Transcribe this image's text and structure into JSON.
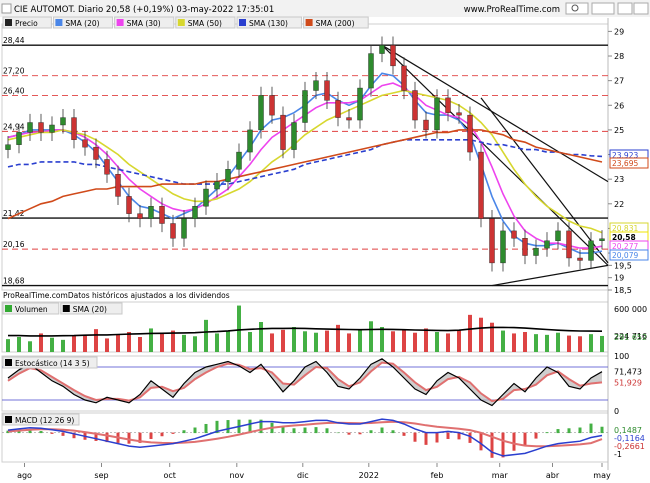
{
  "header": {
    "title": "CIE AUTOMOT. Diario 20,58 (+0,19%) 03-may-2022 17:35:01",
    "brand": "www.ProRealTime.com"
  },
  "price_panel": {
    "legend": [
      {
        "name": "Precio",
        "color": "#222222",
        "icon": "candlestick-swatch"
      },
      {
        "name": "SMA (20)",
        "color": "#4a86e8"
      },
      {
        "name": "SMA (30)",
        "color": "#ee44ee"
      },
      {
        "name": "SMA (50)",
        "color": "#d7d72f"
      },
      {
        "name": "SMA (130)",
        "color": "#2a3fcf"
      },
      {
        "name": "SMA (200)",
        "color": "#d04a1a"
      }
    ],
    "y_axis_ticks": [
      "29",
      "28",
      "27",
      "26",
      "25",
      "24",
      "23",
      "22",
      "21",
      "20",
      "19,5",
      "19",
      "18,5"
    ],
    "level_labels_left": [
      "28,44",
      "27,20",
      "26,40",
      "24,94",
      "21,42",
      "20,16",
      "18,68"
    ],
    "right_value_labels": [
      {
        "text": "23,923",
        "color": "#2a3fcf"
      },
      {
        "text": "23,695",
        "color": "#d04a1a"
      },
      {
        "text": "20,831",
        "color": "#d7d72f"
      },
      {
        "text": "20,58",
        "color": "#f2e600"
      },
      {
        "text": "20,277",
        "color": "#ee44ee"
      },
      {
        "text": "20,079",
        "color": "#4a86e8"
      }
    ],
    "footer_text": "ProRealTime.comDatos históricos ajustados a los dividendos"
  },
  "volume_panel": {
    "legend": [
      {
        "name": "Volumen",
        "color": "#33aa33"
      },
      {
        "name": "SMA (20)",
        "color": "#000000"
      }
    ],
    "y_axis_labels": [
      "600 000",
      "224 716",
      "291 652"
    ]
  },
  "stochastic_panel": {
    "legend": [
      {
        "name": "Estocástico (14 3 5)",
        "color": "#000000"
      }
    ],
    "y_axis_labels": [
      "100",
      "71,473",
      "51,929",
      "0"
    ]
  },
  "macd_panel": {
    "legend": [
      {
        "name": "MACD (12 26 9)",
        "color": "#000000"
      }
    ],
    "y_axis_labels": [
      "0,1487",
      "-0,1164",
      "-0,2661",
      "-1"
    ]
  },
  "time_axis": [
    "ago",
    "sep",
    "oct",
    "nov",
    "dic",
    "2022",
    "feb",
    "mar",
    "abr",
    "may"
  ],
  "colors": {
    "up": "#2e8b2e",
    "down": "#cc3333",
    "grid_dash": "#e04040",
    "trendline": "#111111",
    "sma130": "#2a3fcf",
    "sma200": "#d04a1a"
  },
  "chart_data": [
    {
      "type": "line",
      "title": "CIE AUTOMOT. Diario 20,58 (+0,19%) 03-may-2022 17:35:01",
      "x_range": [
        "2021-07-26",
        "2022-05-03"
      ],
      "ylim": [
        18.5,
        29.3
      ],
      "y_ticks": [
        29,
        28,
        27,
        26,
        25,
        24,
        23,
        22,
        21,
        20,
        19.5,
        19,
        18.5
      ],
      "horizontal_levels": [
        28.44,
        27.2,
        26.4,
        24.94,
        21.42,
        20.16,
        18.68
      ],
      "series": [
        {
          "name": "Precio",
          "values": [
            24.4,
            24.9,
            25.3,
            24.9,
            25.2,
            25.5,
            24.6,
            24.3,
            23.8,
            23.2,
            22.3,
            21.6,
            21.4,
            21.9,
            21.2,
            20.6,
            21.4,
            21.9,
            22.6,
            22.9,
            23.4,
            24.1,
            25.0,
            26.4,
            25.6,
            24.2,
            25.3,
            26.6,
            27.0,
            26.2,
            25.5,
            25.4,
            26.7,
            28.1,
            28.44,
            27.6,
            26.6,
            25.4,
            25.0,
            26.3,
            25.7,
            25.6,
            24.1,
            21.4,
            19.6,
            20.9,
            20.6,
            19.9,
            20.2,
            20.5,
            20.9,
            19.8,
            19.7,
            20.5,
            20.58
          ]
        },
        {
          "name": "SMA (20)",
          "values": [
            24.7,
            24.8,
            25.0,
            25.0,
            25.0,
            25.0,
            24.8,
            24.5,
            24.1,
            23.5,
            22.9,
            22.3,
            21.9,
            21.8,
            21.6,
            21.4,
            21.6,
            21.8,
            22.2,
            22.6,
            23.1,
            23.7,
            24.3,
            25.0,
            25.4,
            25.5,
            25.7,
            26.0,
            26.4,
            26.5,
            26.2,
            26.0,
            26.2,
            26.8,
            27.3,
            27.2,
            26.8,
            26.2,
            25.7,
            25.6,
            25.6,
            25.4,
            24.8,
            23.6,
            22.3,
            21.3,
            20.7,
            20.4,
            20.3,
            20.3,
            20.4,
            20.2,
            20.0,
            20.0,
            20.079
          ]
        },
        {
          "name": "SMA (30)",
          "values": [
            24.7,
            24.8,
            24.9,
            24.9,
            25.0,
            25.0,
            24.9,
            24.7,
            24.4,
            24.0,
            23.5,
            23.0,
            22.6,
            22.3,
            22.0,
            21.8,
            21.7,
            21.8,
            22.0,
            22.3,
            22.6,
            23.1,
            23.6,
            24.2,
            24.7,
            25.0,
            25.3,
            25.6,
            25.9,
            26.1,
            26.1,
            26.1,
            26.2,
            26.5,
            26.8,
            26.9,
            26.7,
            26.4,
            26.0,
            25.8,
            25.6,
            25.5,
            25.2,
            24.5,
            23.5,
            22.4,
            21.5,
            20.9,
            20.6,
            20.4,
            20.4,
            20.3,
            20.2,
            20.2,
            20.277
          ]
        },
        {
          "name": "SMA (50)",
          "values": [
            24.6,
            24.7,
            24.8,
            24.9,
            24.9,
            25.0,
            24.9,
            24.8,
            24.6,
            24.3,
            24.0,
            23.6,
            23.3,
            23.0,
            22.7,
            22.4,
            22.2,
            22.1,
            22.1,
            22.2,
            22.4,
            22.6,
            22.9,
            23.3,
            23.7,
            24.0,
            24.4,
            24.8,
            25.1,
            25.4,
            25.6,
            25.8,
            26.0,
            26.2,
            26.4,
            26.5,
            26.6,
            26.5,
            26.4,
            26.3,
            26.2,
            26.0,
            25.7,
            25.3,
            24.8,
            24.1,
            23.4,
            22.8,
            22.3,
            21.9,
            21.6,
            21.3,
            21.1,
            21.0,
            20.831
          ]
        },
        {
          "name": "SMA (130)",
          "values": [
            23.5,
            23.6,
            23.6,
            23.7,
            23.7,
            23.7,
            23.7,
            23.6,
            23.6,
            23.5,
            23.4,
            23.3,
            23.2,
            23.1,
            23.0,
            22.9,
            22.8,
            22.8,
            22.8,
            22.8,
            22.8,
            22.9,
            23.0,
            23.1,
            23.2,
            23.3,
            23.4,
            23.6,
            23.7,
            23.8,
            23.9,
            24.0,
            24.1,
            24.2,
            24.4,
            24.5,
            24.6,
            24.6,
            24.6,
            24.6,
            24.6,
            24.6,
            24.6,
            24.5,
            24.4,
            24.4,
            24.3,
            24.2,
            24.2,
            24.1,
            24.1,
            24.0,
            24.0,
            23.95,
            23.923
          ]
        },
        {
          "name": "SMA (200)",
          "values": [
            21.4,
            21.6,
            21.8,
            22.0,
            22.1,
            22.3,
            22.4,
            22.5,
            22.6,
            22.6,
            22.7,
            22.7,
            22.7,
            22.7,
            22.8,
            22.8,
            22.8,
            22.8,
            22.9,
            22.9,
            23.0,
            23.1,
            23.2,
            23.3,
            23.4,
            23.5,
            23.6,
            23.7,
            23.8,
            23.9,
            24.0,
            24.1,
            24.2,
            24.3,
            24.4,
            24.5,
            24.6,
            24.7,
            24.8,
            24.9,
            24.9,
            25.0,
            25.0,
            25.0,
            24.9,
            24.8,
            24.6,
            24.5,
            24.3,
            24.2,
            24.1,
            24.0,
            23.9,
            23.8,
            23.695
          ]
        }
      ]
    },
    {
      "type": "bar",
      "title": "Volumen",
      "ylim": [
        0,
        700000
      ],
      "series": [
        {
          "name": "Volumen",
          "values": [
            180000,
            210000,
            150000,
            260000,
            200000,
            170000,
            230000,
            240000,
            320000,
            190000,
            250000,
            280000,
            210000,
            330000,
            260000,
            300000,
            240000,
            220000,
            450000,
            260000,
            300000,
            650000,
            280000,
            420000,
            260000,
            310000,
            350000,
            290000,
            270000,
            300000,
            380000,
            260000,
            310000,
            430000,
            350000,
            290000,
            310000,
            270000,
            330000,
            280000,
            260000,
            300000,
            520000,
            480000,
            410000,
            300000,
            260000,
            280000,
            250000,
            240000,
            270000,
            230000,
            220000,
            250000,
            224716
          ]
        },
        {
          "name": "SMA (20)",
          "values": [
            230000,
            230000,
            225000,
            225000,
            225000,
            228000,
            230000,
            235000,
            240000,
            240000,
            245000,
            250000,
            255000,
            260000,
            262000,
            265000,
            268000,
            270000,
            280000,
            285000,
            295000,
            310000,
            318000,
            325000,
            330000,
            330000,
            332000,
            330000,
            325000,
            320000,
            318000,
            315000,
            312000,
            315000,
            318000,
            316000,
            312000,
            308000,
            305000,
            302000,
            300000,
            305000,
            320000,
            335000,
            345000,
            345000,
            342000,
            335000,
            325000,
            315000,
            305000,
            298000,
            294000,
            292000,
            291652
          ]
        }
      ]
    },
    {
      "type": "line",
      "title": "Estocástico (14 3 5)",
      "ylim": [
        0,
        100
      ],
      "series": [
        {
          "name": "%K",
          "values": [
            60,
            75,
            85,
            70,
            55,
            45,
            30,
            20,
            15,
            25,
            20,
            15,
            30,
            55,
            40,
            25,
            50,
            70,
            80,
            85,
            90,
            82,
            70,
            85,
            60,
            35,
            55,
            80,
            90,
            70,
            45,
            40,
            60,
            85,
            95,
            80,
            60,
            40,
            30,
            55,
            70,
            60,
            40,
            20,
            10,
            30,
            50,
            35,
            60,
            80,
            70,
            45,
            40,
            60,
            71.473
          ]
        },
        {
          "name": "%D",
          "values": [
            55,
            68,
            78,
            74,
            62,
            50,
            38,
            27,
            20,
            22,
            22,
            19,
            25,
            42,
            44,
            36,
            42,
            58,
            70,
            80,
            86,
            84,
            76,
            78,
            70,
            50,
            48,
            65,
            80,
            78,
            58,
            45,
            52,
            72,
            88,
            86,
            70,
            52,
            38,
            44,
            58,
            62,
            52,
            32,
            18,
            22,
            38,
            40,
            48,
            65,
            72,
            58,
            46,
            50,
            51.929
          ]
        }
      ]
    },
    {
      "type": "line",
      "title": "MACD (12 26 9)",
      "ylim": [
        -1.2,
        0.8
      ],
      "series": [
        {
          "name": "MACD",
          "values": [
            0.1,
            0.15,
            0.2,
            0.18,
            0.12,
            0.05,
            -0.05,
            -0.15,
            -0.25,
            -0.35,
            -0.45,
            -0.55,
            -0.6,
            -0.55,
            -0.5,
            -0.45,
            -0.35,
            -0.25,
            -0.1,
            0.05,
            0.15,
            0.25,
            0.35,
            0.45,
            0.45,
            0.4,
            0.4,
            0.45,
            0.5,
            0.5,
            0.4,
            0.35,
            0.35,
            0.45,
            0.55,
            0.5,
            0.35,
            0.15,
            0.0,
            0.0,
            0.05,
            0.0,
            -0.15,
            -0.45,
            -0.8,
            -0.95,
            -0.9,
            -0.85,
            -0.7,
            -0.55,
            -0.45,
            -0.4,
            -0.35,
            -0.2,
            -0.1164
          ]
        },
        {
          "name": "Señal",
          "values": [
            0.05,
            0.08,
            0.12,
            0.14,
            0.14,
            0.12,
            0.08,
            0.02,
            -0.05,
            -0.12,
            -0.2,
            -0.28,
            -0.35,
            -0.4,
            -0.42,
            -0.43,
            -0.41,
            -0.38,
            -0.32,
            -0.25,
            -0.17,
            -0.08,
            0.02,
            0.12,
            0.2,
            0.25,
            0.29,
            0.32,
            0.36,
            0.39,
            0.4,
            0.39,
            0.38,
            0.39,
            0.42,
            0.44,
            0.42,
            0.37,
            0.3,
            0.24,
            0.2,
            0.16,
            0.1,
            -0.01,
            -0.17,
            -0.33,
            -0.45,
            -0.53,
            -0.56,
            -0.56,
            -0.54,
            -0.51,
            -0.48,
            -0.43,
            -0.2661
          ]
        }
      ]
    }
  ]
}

+---+

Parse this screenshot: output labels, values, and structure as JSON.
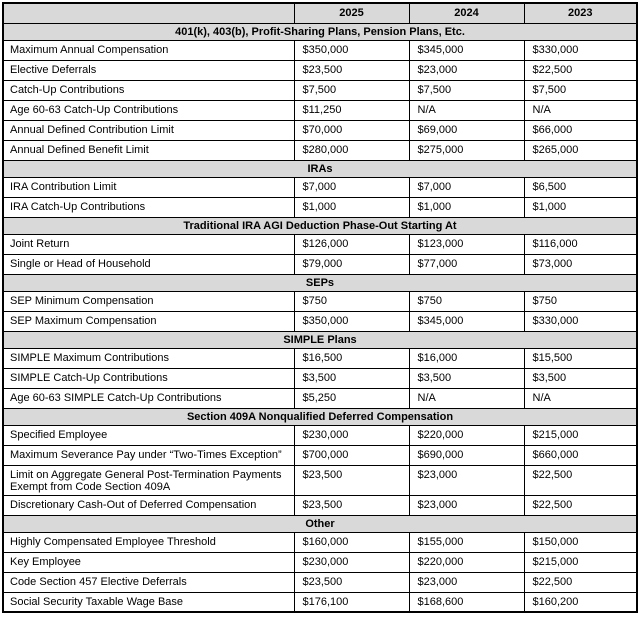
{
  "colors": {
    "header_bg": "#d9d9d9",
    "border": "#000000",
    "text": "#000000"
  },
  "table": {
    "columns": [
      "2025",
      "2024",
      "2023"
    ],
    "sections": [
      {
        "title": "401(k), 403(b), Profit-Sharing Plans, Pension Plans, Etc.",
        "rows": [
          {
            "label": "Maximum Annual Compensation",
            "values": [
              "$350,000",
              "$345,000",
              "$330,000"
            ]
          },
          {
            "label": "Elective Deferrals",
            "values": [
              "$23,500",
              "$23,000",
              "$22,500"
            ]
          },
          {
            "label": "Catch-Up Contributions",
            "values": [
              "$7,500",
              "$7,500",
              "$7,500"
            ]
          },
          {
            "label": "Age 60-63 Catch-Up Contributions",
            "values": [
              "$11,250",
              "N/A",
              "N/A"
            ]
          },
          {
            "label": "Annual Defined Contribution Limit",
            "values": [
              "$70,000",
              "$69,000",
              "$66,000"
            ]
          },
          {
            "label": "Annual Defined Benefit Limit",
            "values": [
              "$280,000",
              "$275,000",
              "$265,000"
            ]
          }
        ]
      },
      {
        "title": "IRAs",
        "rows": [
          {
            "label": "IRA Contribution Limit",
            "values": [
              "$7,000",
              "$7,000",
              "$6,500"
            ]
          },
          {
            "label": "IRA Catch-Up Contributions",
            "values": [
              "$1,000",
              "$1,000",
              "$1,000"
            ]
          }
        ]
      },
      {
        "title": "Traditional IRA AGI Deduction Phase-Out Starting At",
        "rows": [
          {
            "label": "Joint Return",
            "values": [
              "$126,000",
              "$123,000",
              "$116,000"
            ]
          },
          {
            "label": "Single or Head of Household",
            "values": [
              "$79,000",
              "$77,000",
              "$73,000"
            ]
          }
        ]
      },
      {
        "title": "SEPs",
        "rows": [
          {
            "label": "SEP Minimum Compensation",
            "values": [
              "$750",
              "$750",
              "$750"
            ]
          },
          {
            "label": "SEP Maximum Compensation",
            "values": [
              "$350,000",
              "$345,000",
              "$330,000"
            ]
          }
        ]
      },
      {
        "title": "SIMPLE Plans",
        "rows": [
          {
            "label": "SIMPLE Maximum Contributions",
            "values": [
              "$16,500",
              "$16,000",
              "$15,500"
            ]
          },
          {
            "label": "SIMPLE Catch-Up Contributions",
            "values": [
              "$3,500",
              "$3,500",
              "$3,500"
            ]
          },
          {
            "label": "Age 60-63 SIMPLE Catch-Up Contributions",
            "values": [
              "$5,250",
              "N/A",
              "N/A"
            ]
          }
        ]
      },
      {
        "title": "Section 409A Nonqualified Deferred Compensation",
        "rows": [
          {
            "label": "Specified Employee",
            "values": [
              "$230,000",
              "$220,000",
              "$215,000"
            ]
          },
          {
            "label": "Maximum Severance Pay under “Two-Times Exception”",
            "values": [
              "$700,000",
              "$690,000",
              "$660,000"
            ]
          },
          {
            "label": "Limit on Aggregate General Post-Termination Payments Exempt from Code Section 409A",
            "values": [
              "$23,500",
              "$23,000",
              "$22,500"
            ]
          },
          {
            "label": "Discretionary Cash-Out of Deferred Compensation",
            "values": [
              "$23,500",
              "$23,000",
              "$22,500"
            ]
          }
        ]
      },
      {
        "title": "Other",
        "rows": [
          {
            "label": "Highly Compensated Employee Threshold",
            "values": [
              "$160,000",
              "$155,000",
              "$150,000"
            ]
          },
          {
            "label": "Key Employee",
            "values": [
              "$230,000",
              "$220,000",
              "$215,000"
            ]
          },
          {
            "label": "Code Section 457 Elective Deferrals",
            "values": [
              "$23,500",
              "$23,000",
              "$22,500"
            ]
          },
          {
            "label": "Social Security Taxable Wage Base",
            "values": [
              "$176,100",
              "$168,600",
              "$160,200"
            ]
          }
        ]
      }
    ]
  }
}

+---+

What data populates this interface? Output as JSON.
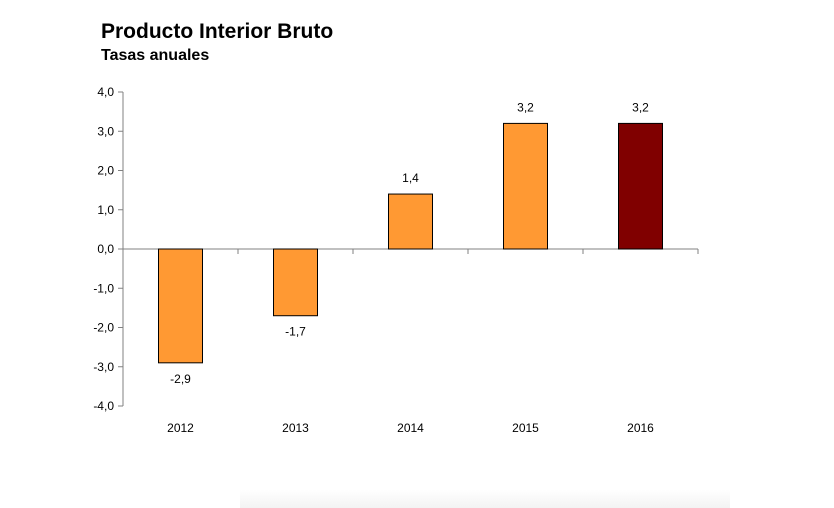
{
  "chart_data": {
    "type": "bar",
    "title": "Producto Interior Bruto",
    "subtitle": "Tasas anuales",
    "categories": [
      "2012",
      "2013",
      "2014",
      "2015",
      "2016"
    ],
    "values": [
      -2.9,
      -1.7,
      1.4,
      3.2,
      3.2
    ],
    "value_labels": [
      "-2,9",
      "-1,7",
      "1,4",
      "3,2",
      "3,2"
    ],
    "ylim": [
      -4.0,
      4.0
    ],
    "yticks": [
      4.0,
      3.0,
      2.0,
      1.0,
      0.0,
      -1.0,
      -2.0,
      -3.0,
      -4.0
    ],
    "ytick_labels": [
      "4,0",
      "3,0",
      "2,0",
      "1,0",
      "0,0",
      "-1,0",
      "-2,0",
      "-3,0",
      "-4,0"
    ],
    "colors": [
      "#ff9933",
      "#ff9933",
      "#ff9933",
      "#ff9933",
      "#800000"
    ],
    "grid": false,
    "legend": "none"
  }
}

+---+

Task prompt: Which lines above contain "Estocástico"? Show each of them.

Exercise answer:
        "name": "Estocástico (14 3 5)",
      "title": "Estocástico (14 3 5)",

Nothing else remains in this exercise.